Figure data in JSON
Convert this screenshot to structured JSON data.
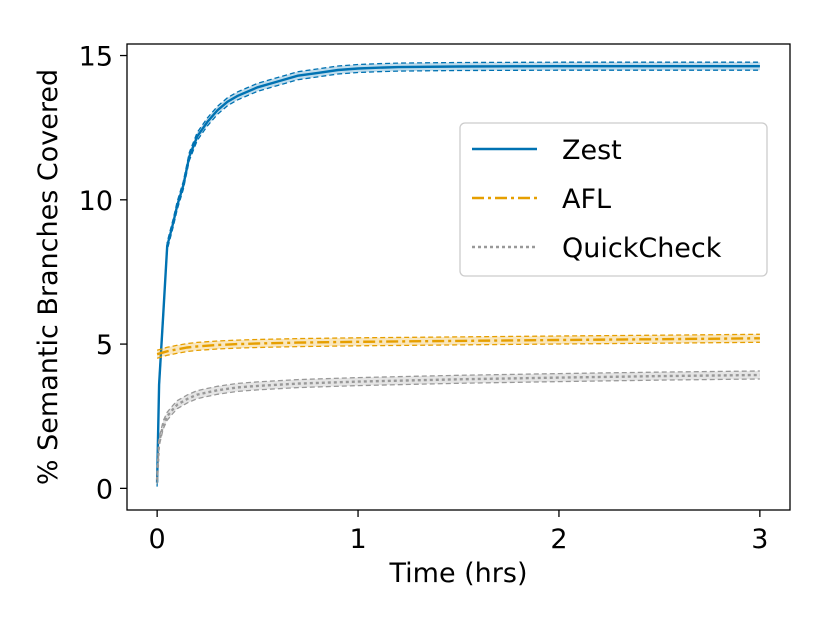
{
  "chart_data": {
    "type": "line",
    "title": "",
    "xlabel": "Time (hrs)",
    "ylabel": "% Semantic Branches Covered",
    "xlim": [
      -0.15,
      3.15
    ],
    "ylim": [
      -0.75,
      15.4
    ],
    "xticks": [
      0,
      1,
      2,
      3
    ],
    "yticks": [
      0,
      5,
      10,
      15
    ],
    "xtick_labels": [
      "0",
      "1",
      "2",
      "3"
    ],
    "ytick_labels": [
      "0",
      "5",
      "10",
      "15"
    ],
    "grid": false,
    "legend_position": "center-right",
    "series": [
      {
        "name": "Zest",
        "color": "#0072b2",
        "style": "solid",
        "band": true,
        "x": [
          0,
          0.01,
          0.03,
          0.05,
          0.08,
          0.1,
          0.13,
          0.16,
          0.2,
          0.25,
          0.3,
          0.35,
          0.4,
          0.5,
          0.6,
          0.7,
          0.8,
          0.9,
          1.0,
          1.1,
          1.2,
          1.5,
          2.0,
          2.5,
          3.0
        ],
        "values": [
          0.2,
          3.6,
          6.0,
          8.4,
          9.2,
          9.8,
          10.5,
          11.5,
          12.2,
          12.7,
          13.1,
          13.4,
          13.6,
          13.9,
          14.1,
          14.3,
          14.4,
          14.5,
          14.55,
          14.58,
          14.6,
          14.62,
          14.63,
          14.63,
          14.63
        ]
      },
      {
        "name": "AFL",
        "color": "#e69f00",
        "style": "dashdot",
        "band": true,
        "x": [
          0,
          0.05,
          0.1,
          0.15,
          0.2,
          0.3,
          0.4,
          0.5,
          0.7,
          1.0,
          1.5,
          2.0,
          2.5,
          3.0
        ],
        "values": [
          4.65,
          4.75,
          4.82,
          4.88,
          4.92,
          4.97,
          5.0,
          5.02,
          5.05,
          5.08,
          5.11,
          5.14,
          5.17,
          5.2
        ]
      },
      {
        "name": "QuickCheck",
        "color": "#999999",
        "style": "dotted",
        "band": true,
        "x": [
          0,
          0.01,
          0.03,
          0.05,
          0.08,
          0.1,
          0.15,
          0.2,
          0.3,
          0.4,
          0.5,
          0.7,
          1.0,
          1.5,
          2.0,
          2.5,
          3.0
        ],
        "values": [
          0.3,
          1.6,
          2.2,
          2.5,
          2.75,
          2.9,
          3.1,
          3.25,
          3.4,
          3.5,
          3.55,
          3.63,
          3.7,
          3.78,
          3.84,
          3.89,
          3.93
        ]
      }
    ]
  }
}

### Problem statement:
Quote every record above exactly, omitting any pictures they contain.

### Answer below:
Convert this screenshot to structured JSON data.
{
  "chart_data": {
    "type": "line",
    "title": "",
    "xlabel": "Time (hrs)",
    "ylabel": "% Semantic Branches Covered",
    "xlim": [
      -0.15,
      3.15
    ],
    "ylim": [
      -0.75,
      15.4
    ],
    "xticks": [
      0,
      1,
      2,
      3
    ],
    "yticks": [
      0,
      5,
      10,
      15
    ],
    "xtick_labels": [
      "0",
      "1",
      "2",
      "3"
    ],
    "ytick_labels": [
      "0",
      "5",
      "10",
      "15"
    ],
    "grid": false,
    "legend_position": "center-right",
    "series": [
      {
        "name": "Zest",
        "color": "#0072b2",
        "style": "solid",
        "band": true,
        "x": [
          0,
          0.01,
          0.03,
          0.05,
          0.08,
          0.1,
          0.13,
          0.16,
          0.2,
          0.25,
          0.3,
          0.35,
          0.4,
          0.5,
          0.6,
          0.7,
          0.8,
          0.9,
          1.0,
          1.1,
          1.2,
          1.5,
          2.0,
          2.5,
          3.0
        ],
        "values": [
          0.2,
          3.6,
          6.0,
          8.4,
          9.2,
          9.8,
          10.5,
          11.5,
          12.2,
          12.7,
          13.1,
          13.4,
          13.6,
          13.9,
          14.1,
          14.3,
          14.4,
          14.5,
          14.55,
          14.58,
          14.6,
          14.62,
          14.63,
          14.63,
          14.63
        ]
      },
      {
        "name": "AFL",
        "color": "#e69f00",
        "style": "dashdot",
        "band": true,
        "x": [
          0,
          0.05,
          0.1,
          0.15,
          0.2,
          0.3,
          0.4,
          0.5,
          0.7,
          1.0,
          1.5,
          2.0,
          2.5,
          3.0
        ],
        "values": [
          4.65,
          4.75,
          4.82,
          4.88,
          4.92,
          4.97,
          5.0,
          5.02,
          5.05,
          5.08,
          5.11,
          5.14,
          5.17,
          5.2
        ]
      },
      {
        "name": "QuickCheck",
        "color": "#999999",
        "style": "dotted",
        "band": true,
        "x": [
          0,
          0.01,
          0.03,
          0.05,
          0.08,
          0.1,
          0.15,
          0.2,
          0.3,
          0.4,
          0.5,
          0.7,
          1.0,
          1.5,
          2.0,
          2.5,
          3.0
        ],
        "values": [
          0.3,
          1.6,
          2.2,
          2.5,
          2.75,
          2.9,
          3.1,
          3.25,
          3.4,
          3.5,
          3.55,
          3.63,
          3.7,
          3.78,
          3.84,
          3.89,
          3.93
        ]
      }
    ]
  }
}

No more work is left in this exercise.